-- WORK REQUEST --
Output the listing in full. Every line stays exactly as it is.
━━━━━ LISTED RECORDS ━━━━━
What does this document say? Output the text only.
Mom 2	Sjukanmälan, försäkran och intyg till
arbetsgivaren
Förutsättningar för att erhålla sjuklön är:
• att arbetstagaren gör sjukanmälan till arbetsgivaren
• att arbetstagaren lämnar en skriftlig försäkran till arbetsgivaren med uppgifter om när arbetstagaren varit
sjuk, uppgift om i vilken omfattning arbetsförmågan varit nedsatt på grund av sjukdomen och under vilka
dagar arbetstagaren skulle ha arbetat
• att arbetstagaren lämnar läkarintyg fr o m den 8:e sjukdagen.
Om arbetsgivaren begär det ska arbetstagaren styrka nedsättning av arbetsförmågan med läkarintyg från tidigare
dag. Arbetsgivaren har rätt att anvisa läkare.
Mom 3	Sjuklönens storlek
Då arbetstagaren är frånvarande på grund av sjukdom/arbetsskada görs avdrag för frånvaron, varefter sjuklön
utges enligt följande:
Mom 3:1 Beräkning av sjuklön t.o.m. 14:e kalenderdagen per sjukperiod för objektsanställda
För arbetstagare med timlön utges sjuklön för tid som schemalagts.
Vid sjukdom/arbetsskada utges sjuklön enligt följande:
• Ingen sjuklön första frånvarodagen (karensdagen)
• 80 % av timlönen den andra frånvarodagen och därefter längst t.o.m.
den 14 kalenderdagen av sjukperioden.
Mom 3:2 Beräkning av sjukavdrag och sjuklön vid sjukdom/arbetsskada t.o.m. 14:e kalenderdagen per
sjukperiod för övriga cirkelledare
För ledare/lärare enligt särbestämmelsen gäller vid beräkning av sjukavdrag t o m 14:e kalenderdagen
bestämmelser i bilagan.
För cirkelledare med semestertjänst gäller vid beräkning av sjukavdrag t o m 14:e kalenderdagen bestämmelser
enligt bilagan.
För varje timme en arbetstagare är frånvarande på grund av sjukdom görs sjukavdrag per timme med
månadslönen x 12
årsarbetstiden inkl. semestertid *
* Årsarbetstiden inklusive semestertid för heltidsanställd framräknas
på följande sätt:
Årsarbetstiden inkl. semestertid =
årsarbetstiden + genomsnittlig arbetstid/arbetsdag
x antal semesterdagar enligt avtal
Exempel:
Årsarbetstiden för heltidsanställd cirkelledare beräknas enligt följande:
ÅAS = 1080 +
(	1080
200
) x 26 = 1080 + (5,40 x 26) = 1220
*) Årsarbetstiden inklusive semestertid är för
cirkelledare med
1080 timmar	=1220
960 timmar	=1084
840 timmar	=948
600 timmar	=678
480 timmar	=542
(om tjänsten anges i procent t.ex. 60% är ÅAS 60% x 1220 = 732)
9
━━━━━
-- RESPONSE --
What does this document say? Output the text only.
Mom 2	Sjukanmälan, försäkran och intyg till
arbetsgivaren
Förutsättningar för att erhålla sjuklön är:
• att arbetstagaren gör sjukanmälan till arbetsgivaren
• att arbetstagaren lämnar en skriftlig försäkran till arbetsgivaren med uppgifter om när arbetstagaren varit
sjuk, uppgift om i vilken omfattning arbetsförmågan varit nedsatt på grund av sjukdomen och under vilka
dagar arbetstagaren skulle ha arbetat
• att arbetstagaren lämnar läkarintyg fr o m den 8:e sjukdagen.
Om arbetsgivaren begär det ska arbetstagaren styrka nedsättning av arbetsförmågan med läkarintyg från tidigare
dag. Arbetsgivaren har rätt att anvisa läkare.
Mom 3	Sjuklönens storlek
Då arbetstagaren är frånvarande på grund av sjukdom/arbetsskada görs avdrag för frånvaron, varefter sjuklön
utges enligt följande:
Mom 3:1 Beräkning av sjuklön t.o.m. 14:e kalenderdagen per sjukperiod för objektsanställda
För arbetstagare med timlön utges sjuklön för tid som schemalagts.
Vid sjukdom/arbetsskada utges sjuklön enligt följande:
• Ingen sjuklön första frånvarodagen (karensdagen)
• 80 % av timlönen den andra frånvarodagen och därefter längst t.o.m.
den 14 kalenderdagen av sjukperioden.
Mom 3:2 Beräkning av sjukavdrag och sjuklön vid sjukdom/arbetsskada t.o.m. 14:e kalenderdagen per
sjukperiod för övriga cirkelledare
För ledare/lärare enligt särbestämmelsen gäller vid beräkning av sjukavdrag t o m 14:e kalenderdagen
bestämmelser i bilagan.
För cirkelledare med semestertjänst gäller vid beräkning av sjukavdrag t o m 14:e kalenderdagen bestämmelser
enligt bilagan.
För varje timme en arbetstagare är frånvarande på grund av sjukdom görs sjukavdrag per timme med
månadslönen x 12
årsarbetstiden inkl. semestertid *
* Årsarbetstiden inklusive semestertid för heltidsanställd framräknas
på följande sätt:
Årsarbetstiden inkl. semestertid =
årsarbetstiden + genomsnittlig arbetstid/arbetsdag
x antal semesterdagar enligt avtal
Exempel:
Årsarbetstiden för heltidsanställd cirkelledare beräknas enligt följande:
ÅAS = 1080 +
(	1080
200
) x 26 = 1080 + (5,40 x 26) = 1220
*) Årsarbetstiden inklusive semestertid är för
cirkelledare med
1080 timmar	=1220
960 timmar	=1084
840 timmar	=948
600 timmar	=678
480 timmar	=542
(om tjänsten anges i procent t.ex. 60% är ÅAS 60% x 1220 = 732)
9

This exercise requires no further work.